Entries taken from a collection:
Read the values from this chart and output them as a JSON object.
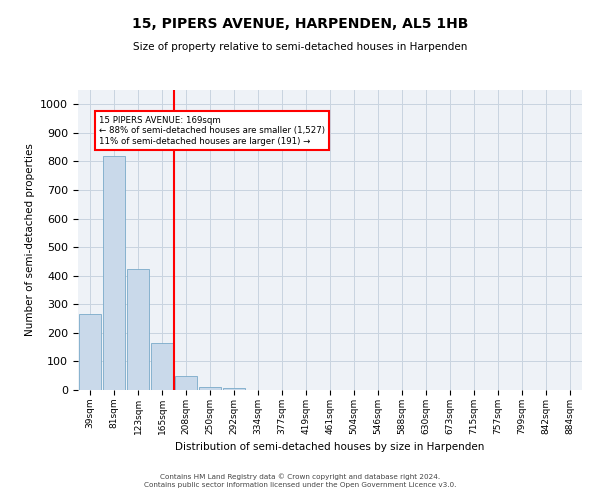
{
  "title": "15, PIPERS AVENUE, HARPENDEN, AL5 1HB",
  "subtitle": "Size of property relative to semi-detached houses in Harpenden",
  "xlabel": "Distribution of semi-detached houses by size in Harpenden",
  "ylabel": "Number of semi-detached properties",
  "categories": [
    "39sqm",
    "81sqm",
    "123sqm",
    "165sqm",
    "208sqm",
    "250sqm",
    "292sqm",
    "334sqm",
    "377sqm",
    "419sqm",
    "461sqm",
    "504sqm",
    "546sqm",
    "588sqm",
    "630sqm",
    "673sqm",
    "715sqm",
    "757sqm",
    "799sqm",
    "842sqm",
    "884sqm"
  ],
  "values": [
    265,
    820,
    422,
    165,
    50,
    12,
    7,
    0,
    0,
    0,
    0,
    0,
    0,
    0,
    0,
    0,
    0,
    0,
    0,
    0,
    0
  ],
  "bar_color": "#c9d9ea",
  "bar_edge_color": "#7aaac9",
  "property_line_x": 3.5,
  "annotation_text_line1": "15 PIPERS AVENUE: 169sqm",
  "annotation_text_line2": "← 88% of semi-detached houses are smaller (1,527)",
  "annotation_text_line3": "11% of semi-detached houses are larger (191) →",
  "ylim": [
    0,
    1050
  ],
  "yticks": [
    0,
    100,
    200,
    300,
    400,
    500,
    600,
    700,
    800,
    900,
    1000
  ],
  "grid_color": "#c8d4e0",
  "bg_color": "#eef2f7",
  "footer_line1": "Contains HM Land Registry data © Crown copyright and database right 2024.",
  "footer_line2": "Contains public sector information licensed under the Open Government Licence v3.0."
}
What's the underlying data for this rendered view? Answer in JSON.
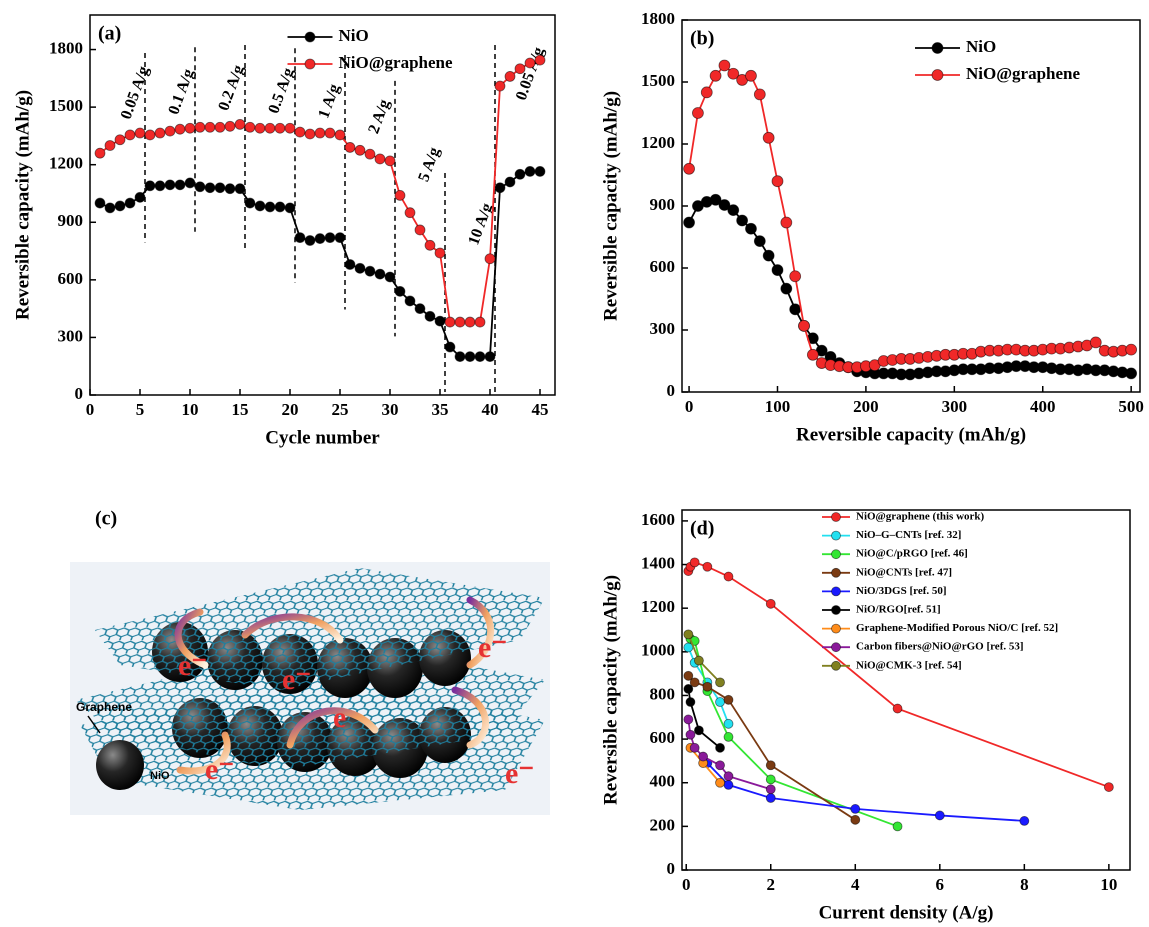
{
  "chart_data": [
    {
      "type": "line",
      "panel_label": "(a)",
      "xlabel": "Cycle number",
      "ylabel": "Reversible capacity (mAh/g)",
      "x": [
        1,
        2,
        3,
        4,
        5,
        6,
        7,
        8,
        9,
        10,
        11,
        12,
        13,
        14,
        15,
        16,
        17,
        18,
        19,
        20,
        21,
        22,
        23,
        24,
        25,
        26,
        27,
        28,
        29,
        30,
        31,
        32,
        33,
        34,
        35,
        36,
        37,
        38,
        39,
        40,
        41,
        42,
        43,
        44,
        45
      ],
      "xlim": [
        0,
        46.5
      ],
      "xticks": [
        0,
        5,
        10,
        15,
        20,
        25,
        30,
        35,
        40,
        45
      ],
      "ylim": [
        0,
        1980
      ],
      "yticks": [
        0,
        300,
        600,
        900,
        1200,
        1500,
        1800
      ],
      "legend": "upper center",
      "dividers": [
        5.5,
        10.5,
        15.5,
        20.5,
        25.5,
        30.5,
        35.5,
        40.5
      ],
      "annotations": [
        "0.05 A/g",
        "0.1 A/g",
        "0.2 A/g",
        "0.5 A/g",
        "1 A/g",
        "2 A/g",
        "5 A/g",
        "10 A/g",
        "0.05 A/g"
      ],
      "series": [
        {
          "name": "NiO",
          "color": "#000000",
          "values": [
            1000,
            975,
            985,
            1000,
            1030,
            1090,
            1090,
            1095,
            1095,
            1105,
            1085,
            1080,
            1080,
            1075,
            1075,
            1000,
            985,
            980,
            980,
            975,
            820,
            805,
            815,
            820,
            820,
            680,
            660,
            645,
            630,
            615,
            540,
            490,
            450,
            410,
            385,
            250,
            200,
            200,
            200,
            200,
            1080,
            1110,
            1150,
            1165,
            1165
          ]
        },
        {
          "name": "NiO@graphene",
          "color": "#f02828",
          "values": [
            1260,
            1300,
            1330,
            1355,
            1365,
            1355,
            1365,
            1375,
            1385,
            1390,
            1395,
            1395,
            1395,
            1400,
            1410,
            1395,
            1390,
            1390,
            1390,
            1390,
            1370,
            1360,
            1365,
            1365,
            1355,
            1290,
            1275,
            1255,
            1230,
            1220,
            1040,
            950,
            860,
            780,
            740,
            380,
            380,
            380,
            380,
            710,
            1610,
            1660,
            1700,
            1730,
            1745
          ]
        }
      ]
    },
    {
      "type": "line",
      "panel_label": "(b)",
      "xlabel": "Reversible capacity (mAh/g)",
      "ylabel": "Reversible capacity (mAh/g)",
      "x": [
        0,
        10,
        20,
        30,
        40,
        50,
        60,
        70,
        80,
        90,
        100,
        110,
        120,
        130,
        140,
        150,
        160,
        170,
        180,
        190,
        200,
        210,
        220,
        230,
        240,
        250,
        260,
        270,
        280,
        290,
        300,
        310,
        320,
        330,
        340,
        350,
        360,
        370,
        380,
        390,
        400,
        410,
        420,
        430,
        440,
        450,
        460,
        470,
        480,
        490,
        500
      ],
      "xlim": [
        -8,
        510
      ],
      "xticks": [
        0,
        100,
        200,
        300,
        400,
        500
      ],
      "ylim": [
        0,
        1800
      ],
      "yticks": [
        0,
        300,
        600,
        900,
        1200,
        1500,
        1800
      ],
      "legend": "upper right",
      "series": [
        {
          "name": "NiO",
          "color": "#000000",
          "values": [
            820,
            900,
            920,
            930,
            905,
            880,
            830,
            790,
            730,
            660,
            590,
            500,
            400,
            320,
            260,
            200,
            170,
            140,
            120,
            100,
            95,
            90,
            90,
            90,
            85,
            85,
            90,
            95,
            100,
            100,
            105,
            110,
            110,
            110,
            115,
            115,
            120,
            125,
            125,
            120,
            120,
            115,
            110,
            110,
            105,
            110,
            105,
            105,
            100,
            95,
            90
          ]
        },
        {
          "name": "NiO@graphene",
          "color": "#f02828",
          "values": [
            1080,
            1350,
            1450,
            1530,
            1580,
            1540,
            1510,
            1530,
            1440,
            1230,
            1020,
            820,
            560,
            320,
            180,
            140,
            130,
            125,
            120,
            120,
            125,
            130,
            150,
            155,
            160,
            160,
            165,
            170,
            175,
            180,
            180,
            185,
            185,
            195,
            200,
            200,
            205,
            205,
            200,
            200,
            205,
            210,
            210,
            215,
            220,
            225,
            240,
            200,
            195,
            200,
            205
          ]
        }
      ]
    },
    {
      "type": "line",
      "panel_label": "(d)",
      "xlabel": "Current density (A/g)",
      "ylabel": "Reversible capacity (mAh/g)",
      "xlim": [
        -0.1,
        10.5
      ],
      "xticks": [
        0,
        2,
        4,
        6,
        8,
        10
      ],
      "ylim": [
        0,
        1650
      ],
      "yticks": [
        0,
        200,
        400,
        600,
        800,
        1000,
        1200,
        1400,
        1600
      ],
      "legend": "upper right",
      "series": [
        {
          "name": "NiO@graphene (this work)",
          "color": "#f02828",
          "x": [
            0.05,
            0.1,
            0.2,
            0.5,
            1,
            2,
            5,
            10
          ],
          "values": [
            1370,
            1390,
            1410,
            1390,
            1345,
            1220,
            740,
            380
          ]
        },
        {
          "name": "NiO–G–CNTs [ref. 32]",
          "color": "#22e0f0",
          "x": [
            0.05,
            0.2,
            0.5,
            0.8,
            1
          ],
          "values": [
            1020,
            950,
            860,
            770,
            670
          ]
        },
        {
          "name": "NiO@C/pRGO [ref. 46]",
          "color": "#33e633",
          "x": [
            0.1,
            0.2,
            0.5,
            1,
            2,
            5
          ],
          "values": [
            1060,
            1050,
            820,
            610,
            415,
            200
          ]
        },
        {
          "name": "NiO@CNTs [ref. 47]",
          "color": "#7a3a12",
          "x": [
            0.05,
            0.2,
            0.5,
            1,
            2,
            4
          ],
          "values": [
            890,
            860,
            840,
            780,
            480,
            230
          ]
        },
        {
          "name": "NiO/3DGS [ref. 50]",
          "color": "#1a1aff",
          "x": [
            0.5,
            1,
            2,
            4,
            6,
            8
          ],
          "values": [
            490,
            390,
            330,
            280,
            250,
            225
          ]
        },
        {
          "name": "NiO/RGO[ref. 51]",
          "color": "#000000",
          "x": [
            0.05,
            0.1,
            0.3,
            0.8
          ],
          "values": [
            830,
            770,
            640,
            560
          ]
        },
        {
          "name": "Graphene-Modified Porous NiO/C [ref. 52]",
          "color": "#ff8c1a",
          "x": [
            0.1,
            0.4,
            0.8
          ],
          "values": [
            560,
            490,
            400
          ]
        },
        {
          "name": "Carbon fibers@NiO@rGO [ref. 53]",
          "color": "#8a1a9a",
          "x": [
            0.05,
            0.1,
            0.2,
            0.4,
            0.8,
            1,
            2
          ],
          "values": [
            690,
            620,
            560,
            520,
            480,
            430,
            370
          ]
        },
        {
          "name": "NiO@CMK-3 [ref. 54]",
          "color": "#808020",
          "x": [
            0.05,
            0.3,
            0.8
          ],
          "values": [
            1080,
            960,
            860
          ]
        }
      ]
    }
  ],
  "diagram": {
    "panel_label": "(c)",
    "graphene_label": "Graphene",
    "nio_label": "NiO",
    "electron_labels": [
      "e⁻",
      "e⁻",
      "e⁻",
      "e",
      "e⁻",
      "e⁻"
    ]
  }
}
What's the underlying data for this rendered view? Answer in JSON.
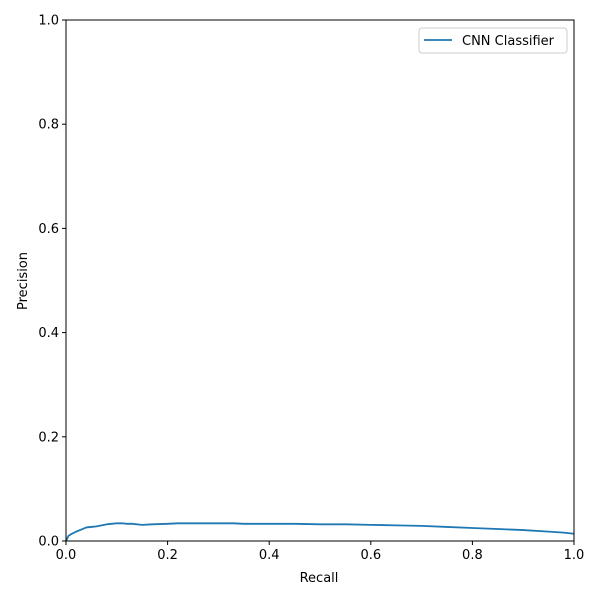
{
  "chart_data": {
    "type": "line",
    "xlabel": "Recall",
    "ylabel": "Precision",
    "xlim": [
      0.0,
      1.0
    ],
    "ylim": [
      0.0,
      1.0
    ],
    "xticks": [
      "0.0",
      "0.2",
      "0.4",
      "0.6",
      "0.8",
      "1.0"
    ],
    "yticks": [
      "0.0",
      "0.2",
      "0.4",
      "0.6",
      "0.8",
      "1.0"
    ],
    "grid": false,
    "legend_position": "top-right",
    "series": [
      {
        "name": "CNN Classifier",
        "color": "#1f77b4",
        "x": [
          0.0,
          0.005,
          0.01,
          0.02,
          0.03,
          0.04,
          0.05,
          0.06,
          0.07,
          0.08,
          0.09,
          0.1,
          0.11,
          0.12,
          0.13,
          0.15,
          0.17,
          0.2,
          0.22,
          0.25,
          0.3,
          0.33,
          0.35,
          0.4,
          0.45,
          0.5,
          0.55,
          0.6,
          0.65,
          0.7,
          0.75,
          0.8,
          0.85,
          0.9,
          0.95,
          0.98,
          1.0
        ],
        "y": [
          0.0,
          0.01,
          0.013,
          0.018,
          0.022,
          0.026,
          0.027,
          0.028,
          0.03,
          0.032,
          0.033,
          0.034,
          0.034,
          0.033,
          0.033,
          0.031,
          0.032,
          0.033,
          0.034,
          0.034,
          0.034,
          0.034,
          0.033,
          0.033,
          0.033,
          0.032,
          0.032,
          0.031,
          0.03,
          0.029,
          0.027,
          0.025,
          0.023,
          0.021,
          0.018,
          0.016,
          0.014
        ]
      }
    ]
  }
}
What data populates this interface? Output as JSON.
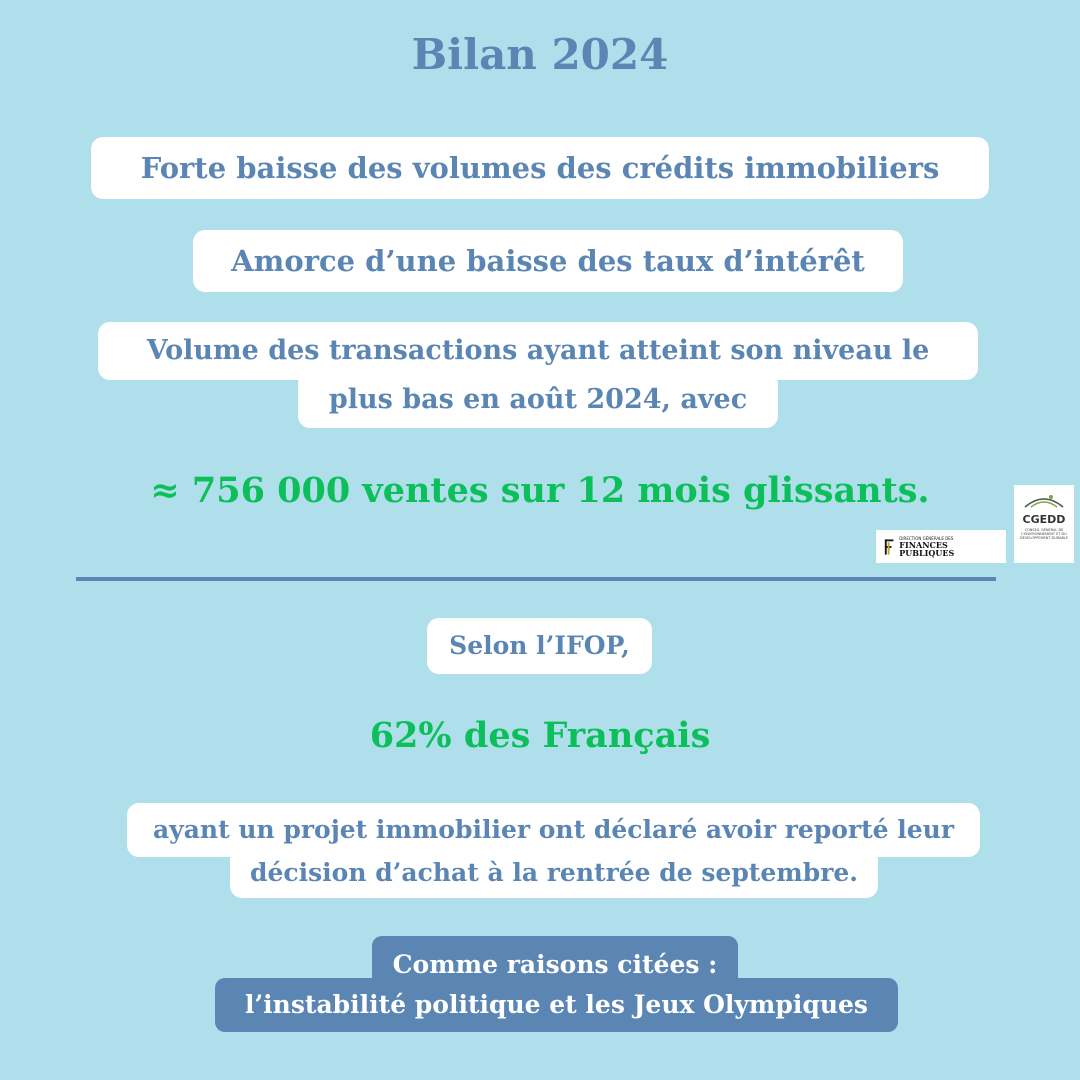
{
  "title": "Bilan 2024",
  "points": {
    "credits": "Forte baisse des volumes des crédits immobiliers",
    "taux": "Amorce d’une baisse des taux d’intérêt",
    "transactions_line1": "Volume des transactions ayant atteint son niveau le",
    "transactions_line2": "plus bas en août 2024, avec"
  },
  "highlight_sales": "≈ 756 000 ventes sur 12 mois glissants.",
  "ifop": {
    "intro": "Selon l’IFOP,",
    "highlight": "62% des Français",
    "detail_line1": "ayant un projet immobilier ont déclaré avoir reporté leur",
    "detail_line2": "décision d’achat à la rentrée de septembre."
  },
  "reasons": {
    "line1": "Comme raisons citées :",
    "line2": "l’instabilité politique et les Jeux Olympiques"
  },
  "logos": {
    "dgfip": {
      "small": "DIRECTION GÉNÉRALE DES",
      "big": "FINANCES PUBLIQUES"
    },
    "cgedd": {
      "name": "CGEDD",
      "sub": "CONSEIL GÉNÉRAL DE L'ENVIRONNEMENT ET DU DÉVELOPPEMENT DURABLE"
    }
  },
  "colors": {
    "background": "#afdfea",
    "primary_blue": "#5b86b3",
    "highlight_green": "#0cbf5a"
  }
}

### STATED TASK
Each line in the listing above either holds the string "detached" or does not; state how many do, giving the number only.

### RESULT FOR THIS EXERCISE
5